* Direction
Copy out every record below with complete accuracy.

* Start Provided material *

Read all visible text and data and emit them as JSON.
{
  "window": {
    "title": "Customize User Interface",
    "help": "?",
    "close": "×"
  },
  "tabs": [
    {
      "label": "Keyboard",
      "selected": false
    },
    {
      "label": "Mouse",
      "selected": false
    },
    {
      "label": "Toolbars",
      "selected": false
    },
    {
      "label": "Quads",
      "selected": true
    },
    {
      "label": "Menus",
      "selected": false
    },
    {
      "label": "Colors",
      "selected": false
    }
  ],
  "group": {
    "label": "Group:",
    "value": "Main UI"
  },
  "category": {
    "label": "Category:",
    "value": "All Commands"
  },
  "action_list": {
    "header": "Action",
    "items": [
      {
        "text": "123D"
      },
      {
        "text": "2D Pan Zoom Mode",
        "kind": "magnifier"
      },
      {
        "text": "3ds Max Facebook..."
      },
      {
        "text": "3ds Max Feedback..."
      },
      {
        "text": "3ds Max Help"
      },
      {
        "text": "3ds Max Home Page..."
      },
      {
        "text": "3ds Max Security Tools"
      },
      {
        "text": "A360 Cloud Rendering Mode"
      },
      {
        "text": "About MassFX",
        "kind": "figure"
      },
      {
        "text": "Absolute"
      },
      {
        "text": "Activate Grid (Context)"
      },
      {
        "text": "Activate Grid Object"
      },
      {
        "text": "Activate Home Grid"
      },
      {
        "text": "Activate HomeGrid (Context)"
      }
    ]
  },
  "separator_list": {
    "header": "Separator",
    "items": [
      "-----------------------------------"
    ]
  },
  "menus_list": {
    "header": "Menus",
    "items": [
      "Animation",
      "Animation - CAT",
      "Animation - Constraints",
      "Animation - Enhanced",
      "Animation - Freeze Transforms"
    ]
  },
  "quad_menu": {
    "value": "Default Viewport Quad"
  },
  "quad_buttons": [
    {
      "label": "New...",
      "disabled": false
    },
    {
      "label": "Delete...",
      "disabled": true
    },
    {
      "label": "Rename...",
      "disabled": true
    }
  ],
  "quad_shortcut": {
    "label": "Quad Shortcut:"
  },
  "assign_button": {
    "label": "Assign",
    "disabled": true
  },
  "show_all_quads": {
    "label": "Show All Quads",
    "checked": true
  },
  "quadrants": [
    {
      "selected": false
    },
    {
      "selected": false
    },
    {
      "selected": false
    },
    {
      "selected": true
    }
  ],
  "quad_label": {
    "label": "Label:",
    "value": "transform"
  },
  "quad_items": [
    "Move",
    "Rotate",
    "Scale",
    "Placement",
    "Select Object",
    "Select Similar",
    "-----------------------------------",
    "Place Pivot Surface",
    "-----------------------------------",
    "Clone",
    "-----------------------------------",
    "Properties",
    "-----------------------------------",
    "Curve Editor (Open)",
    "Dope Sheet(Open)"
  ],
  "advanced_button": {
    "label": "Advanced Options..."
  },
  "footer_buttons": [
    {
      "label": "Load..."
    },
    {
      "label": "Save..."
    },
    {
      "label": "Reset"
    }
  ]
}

* End Provided material *

* The reply
Read all visible text and data and emit them as JSON.
{
  "window": {
    "title": "Customize User Interface",
    "help": "?",
    "close": "×"
  },
  "tabs": [
    {
      "label": "Keyboard",
      "selected": false
    },
    {
      "label": "Mouse",
      "selected": false
    },
    {
      "label": "Toolbars",
      "selected": false
    },
    {
      "label": "Quads",
      "selected": true
    },
    {
      "label": "Menus",
      "selected": false
    },
    {
      "label": "Colors",
      "selected": false
    }
  ],
  "group": {
    "label": "Group:",
    "value": "Main UI"
  },
  "category": {
    "label": "Category:",
    "value": "All Commands"
  },
  "action_list": {
    "header": "Action",
    "items": [
      {
        "text": "123D"
      },
      {
        "text": "2D Pan Zoom Mode",
        "kind": "magnifier"
      },
      {
        "text": "3ds Max Facebook..."
      },
      {
        "text": "3ds Max Feedback..."
      },
      {
        "text": "3ds Max Help"
      },
      {
        "text": "3ds Max Home Page..."
      },
      {
        "text": "3ds Max Security Tools"
      },
      {
        "text": "A360 Cloud Rendering Mode"
      },
      {
        "text": "About MassFX",
        "kind": "figure"
      },
      {
        "text": "Absolute"
      },
      {
        "text": "Activate Grid (Context)"
      },
      {
        "text": "Activate Grid Object"
      },
      {
        "text": "Activate Home Grid"
      },
      {
        "text": "Activate HomeGrid (Context)"
      }
    ]
  },
  "separator_list": {
    "header": "Separator",
    "items": [
      "-----------------------------------"
    ]
  },
  "menus_list": {
    "header": "Menus",
    "items": [
      "Animation",
      "Animation - CAT",
      "Animation - Constraints",
      "Animation - Enhanced",
      "Animation - Freeze Transforms"
    ]
  },
  "quad_menu": {
    "value": "Default Viewport Quad"
  },
  "quad_buttons": [
    {
      "label": "New...",
      "disabled": false
    },
    {
      "label": "Delete...",
      "disabled": true
    },
    {
      "label": "Rename...",
      "disabled": true
    }
  ],
  "quad_shortcut": {
    "label": "Quad Shortcut:"
  },
  "assign_button": {
    "label": "Assign",
    "disabled": true
  },
  "show_all_quads": {
    "label": "Show All Quads",
    "checked": true
  },
  "quadrants": [
    {
      "selected": false
    },
    {
      "selected": false
    },
    {
      "selected": false
    },
    {
      "selected": true
    }
  ],
  "quad_label": {
    "label": "Label:",
    "value": "transform"
  },
  "quad_items": [
    "Move",
    "Rotate",
    "Scale",
    "Placement",
    "Select Object",
    "Select Similar",
    "-----------------------------------",
    "Place Pivot Surface",
    "-----------------------------------",
    "Clone",
    "-----------------------------------",
    "Properties",
    "-----------------------------------",
    "Curve Editor (Open)",
    "Dope Sheet(Open)"
  ],
  "advanced_button": {
    "label": "Advanced Options..."
  },
  "footer_buttons": [
    {
      "label": "Load..."
    },
    {
      "label": "Save..."
    },
    {
      "label": "Reset"
    }
  ]
}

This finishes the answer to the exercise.